Show each line from the listing that includes the word "name".
==============================
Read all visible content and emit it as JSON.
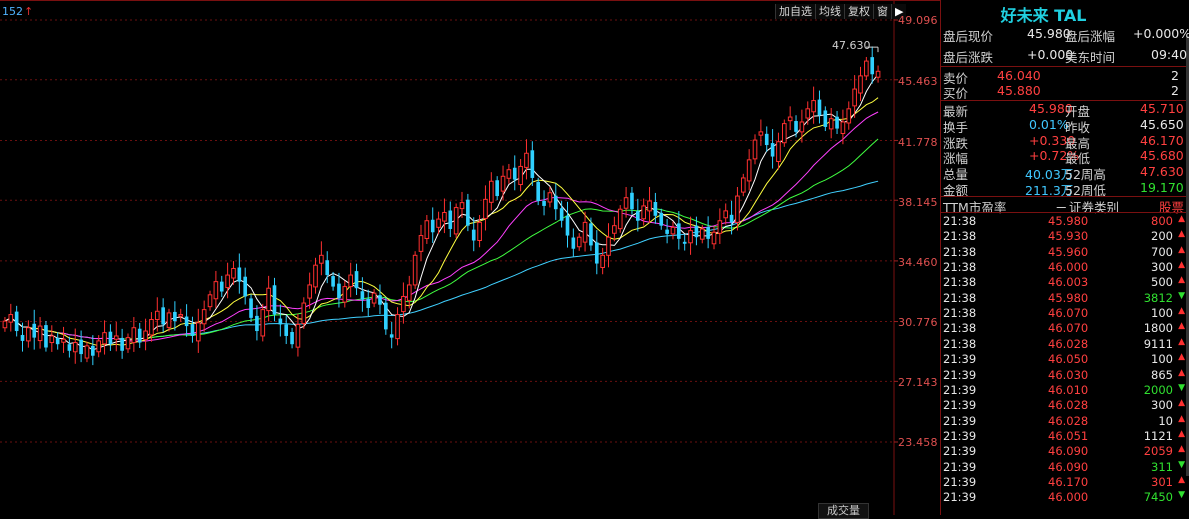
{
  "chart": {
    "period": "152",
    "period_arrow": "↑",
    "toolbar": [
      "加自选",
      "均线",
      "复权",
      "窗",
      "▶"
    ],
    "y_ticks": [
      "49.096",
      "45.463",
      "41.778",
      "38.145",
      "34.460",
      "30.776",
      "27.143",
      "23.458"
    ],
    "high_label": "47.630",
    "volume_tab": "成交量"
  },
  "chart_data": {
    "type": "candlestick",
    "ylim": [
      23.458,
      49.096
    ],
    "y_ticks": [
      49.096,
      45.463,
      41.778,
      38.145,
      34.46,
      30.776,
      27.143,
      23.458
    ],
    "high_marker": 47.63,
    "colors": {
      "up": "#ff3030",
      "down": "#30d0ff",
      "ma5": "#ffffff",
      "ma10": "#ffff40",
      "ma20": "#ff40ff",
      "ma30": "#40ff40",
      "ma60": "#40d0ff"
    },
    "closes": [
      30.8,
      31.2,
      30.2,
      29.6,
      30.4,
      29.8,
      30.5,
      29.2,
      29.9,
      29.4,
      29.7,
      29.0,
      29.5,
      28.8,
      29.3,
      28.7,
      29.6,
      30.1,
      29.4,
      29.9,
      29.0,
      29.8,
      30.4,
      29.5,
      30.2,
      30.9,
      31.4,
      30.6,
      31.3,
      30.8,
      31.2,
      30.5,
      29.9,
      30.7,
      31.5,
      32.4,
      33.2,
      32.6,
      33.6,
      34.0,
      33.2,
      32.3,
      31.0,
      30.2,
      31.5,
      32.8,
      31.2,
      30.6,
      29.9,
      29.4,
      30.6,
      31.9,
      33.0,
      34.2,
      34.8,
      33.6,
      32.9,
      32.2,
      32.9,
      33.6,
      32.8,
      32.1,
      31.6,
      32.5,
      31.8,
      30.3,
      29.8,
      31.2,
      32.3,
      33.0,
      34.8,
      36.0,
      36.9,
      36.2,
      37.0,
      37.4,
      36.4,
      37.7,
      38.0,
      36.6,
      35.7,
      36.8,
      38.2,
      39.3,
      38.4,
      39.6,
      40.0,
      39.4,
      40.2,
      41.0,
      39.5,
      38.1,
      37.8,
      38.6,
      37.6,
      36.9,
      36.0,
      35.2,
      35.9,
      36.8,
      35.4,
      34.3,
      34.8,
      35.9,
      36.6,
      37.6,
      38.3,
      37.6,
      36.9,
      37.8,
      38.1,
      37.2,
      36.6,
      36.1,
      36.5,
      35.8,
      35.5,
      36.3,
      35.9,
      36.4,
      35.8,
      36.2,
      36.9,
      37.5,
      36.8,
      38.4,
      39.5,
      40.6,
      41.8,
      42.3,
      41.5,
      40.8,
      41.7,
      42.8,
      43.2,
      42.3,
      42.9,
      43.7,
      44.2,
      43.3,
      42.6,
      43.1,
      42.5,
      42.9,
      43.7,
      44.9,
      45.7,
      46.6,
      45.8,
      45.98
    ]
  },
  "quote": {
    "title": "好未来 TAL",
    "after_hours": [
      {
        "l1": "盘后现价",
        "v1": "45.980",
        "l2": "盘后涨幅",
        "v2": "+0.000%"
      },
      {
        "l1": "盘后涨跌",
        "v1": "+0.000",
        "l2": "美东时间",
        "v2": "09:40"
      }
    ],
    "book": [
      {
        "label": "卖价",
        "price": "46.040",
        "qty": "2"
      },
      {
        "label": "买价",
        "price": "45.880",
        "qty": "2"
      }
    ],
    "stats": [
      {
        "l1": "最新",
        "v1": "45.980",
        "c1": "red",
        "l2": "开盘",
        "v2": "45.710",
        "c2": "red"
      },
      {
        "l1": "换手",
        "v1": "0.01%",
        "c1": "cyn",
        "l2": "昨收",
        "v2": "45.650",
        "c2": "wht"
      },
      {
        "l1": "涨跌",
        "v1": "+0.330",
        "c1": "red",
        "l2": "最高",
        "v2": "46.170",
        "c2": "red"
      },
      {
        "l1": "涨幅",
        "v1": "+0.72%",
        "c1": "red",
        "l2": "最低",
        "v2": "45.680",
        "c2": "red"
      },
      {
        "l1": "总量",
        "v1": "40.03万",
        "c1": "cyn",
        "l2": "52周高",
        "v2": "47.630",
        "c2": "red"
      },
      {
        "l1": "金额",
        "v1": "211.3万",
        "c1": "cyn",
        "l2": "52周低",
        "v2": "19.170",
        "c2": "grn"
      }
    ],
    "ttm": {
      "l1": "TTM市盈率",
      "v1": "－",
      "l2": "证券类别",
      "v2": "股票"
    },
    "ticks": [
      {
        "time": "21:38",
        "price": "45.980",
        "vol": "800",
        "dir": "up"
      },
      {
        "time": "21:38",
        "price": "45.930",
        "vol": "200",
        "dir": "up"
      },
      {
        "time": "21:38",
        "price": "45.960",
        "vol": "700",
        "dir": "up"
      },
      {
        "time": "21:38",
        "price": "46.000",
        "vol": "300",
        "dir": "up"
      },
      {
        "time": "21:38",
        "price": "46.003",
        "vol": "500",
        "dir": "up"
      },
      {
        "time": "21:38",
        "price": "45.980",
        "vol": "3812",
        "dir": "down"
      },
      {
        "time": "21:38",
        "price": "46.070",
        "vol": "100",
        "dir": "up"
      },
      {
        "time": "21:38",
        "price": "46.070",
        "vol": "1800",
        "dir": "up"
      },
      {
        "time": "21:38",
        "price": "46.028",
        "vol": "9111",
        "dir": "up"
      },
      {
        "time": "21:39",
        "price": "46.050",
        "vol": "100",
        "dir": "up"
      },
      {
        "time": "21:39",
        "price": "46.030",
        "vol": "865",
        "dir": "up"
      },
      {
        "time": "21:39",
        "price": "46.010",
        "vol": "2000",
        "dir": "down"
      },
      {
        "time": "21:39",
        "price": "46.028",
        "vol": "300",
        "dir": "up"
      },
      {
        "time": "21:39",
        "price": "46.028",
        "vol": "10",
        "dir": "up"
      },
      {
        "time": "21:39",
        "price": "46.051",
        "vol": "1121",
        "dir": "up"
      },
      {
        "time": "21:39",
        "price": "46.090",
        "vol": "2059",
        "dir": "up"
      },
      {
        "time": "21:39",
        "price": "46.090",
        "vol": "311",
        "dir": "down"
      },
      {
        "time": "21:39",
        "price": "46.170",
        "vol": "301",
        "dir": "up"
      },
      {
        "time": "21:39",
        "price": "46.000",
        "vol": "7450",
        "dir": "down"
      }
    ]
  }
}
==============================
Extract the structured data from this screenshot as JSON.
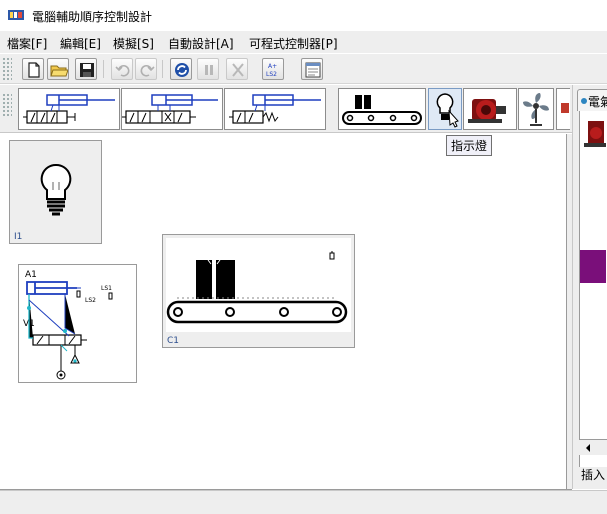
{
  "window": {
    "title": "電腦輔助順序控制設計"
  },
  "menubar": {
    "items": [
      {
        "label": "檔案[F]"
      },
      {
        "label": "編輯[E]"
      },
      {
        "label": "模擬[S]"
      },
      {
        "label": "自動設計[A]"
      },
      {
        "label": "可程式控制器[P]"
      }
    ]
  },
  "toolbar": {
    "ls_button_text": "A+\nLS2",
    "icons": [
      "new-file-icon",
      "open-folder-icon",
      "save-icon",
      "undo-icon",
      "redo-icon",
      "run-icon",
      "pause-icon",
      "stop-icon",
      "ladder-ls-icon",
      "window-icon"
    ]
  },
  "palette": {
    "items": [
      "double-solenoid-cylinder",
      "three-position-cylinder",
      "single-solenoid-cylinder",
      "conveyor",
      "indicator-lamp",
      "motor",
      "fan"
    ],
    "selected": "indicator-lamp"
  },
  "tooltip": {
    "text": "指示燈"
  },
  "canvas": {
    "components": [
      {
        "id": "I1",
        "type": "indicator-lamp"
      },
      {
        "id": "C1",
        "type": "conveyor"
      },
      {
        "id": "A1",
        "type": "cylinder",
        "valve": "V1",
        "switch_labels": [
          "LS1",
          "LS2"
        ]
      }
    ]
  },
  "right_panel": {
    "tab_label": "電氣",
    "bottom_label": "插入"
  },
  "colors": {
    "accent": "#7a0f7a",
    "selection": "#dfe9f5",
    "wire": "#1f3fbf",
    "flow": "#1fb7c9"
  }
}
==============================
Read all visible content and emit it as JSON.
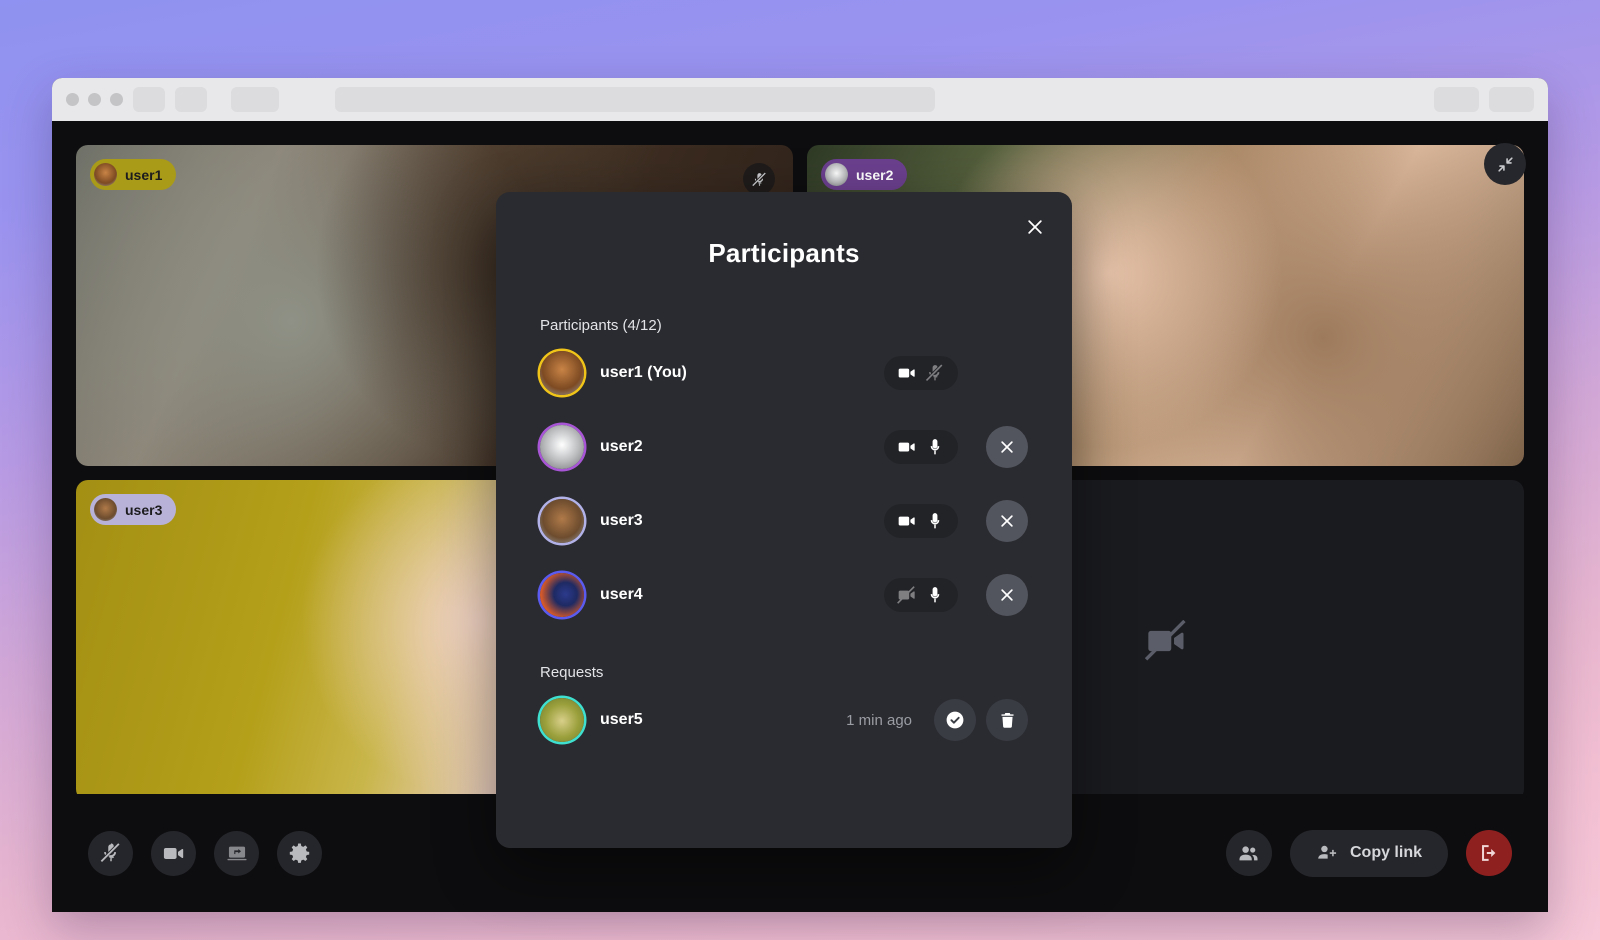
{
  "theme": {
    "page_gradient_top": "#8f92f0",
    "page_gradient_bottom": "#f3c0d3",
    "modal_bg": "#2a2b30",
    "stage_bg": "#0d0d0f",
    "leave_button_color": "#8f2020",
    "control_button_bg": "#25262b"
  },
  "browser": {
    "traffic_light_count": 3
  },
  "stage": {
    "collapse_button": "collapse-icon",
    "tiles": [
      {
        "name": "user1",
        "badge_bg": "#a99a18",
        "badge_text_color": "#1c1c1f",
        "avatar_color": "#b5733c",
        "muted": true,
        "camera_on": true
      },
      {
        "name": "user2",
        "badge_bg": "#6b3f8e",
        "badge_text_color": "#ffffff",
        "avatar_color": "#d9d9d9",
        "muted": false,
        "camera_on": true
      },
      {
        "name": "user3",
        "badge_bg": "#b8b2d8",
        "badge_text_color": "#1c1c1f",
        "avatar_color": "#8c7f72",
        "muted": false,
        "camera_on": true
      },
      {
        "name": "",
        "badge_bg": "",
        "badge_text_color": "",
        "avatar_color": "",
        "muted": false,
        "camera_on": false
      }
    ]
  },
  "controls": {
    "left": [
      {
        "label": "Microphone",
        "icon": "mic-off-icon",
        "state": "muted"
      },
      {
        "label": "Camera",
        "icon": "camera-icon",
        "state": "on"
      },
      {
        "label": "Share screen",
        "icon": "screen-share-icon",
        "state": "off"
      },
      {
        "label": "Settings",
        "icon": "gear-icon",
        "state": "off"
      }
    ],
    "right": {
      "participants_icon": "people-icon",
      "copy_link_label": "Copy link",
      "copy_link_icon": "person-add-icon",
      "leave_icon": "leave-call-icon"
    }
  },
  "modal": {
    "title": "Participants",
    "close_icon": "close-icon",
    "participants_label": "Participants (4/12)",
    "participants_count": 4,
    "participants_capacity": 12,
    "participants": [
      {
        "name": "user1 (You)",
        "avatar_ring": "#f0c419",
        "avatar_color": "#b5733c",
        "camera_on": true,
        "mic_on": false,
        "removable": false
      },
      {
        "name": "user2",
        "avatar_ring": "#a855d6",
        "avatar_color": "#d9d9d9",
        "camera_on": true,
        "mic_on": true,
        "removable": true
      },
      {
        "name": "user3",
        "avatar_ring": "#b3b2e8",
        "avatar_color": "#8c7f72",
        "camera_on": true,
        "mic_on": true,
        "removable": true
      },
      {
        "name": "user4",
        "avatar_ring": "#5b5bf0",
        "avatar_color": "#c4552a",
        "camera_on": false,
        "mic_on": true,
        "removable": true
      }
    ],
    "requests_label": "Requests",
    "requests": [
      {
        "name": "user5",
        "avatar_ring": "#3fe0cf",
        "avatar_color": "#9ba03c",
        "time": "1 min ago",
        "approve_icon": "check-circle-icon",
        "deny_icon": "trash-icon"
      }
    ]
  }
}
==============================
## TASK SOLUTION
        "name": "user1",
        "name": "user2",
        "name": "user3",
        "name": "",
        "name": "user1 (You)",
        "name": "user2",
        "name": "user3",
        "name": "user4",
        "name": "user5",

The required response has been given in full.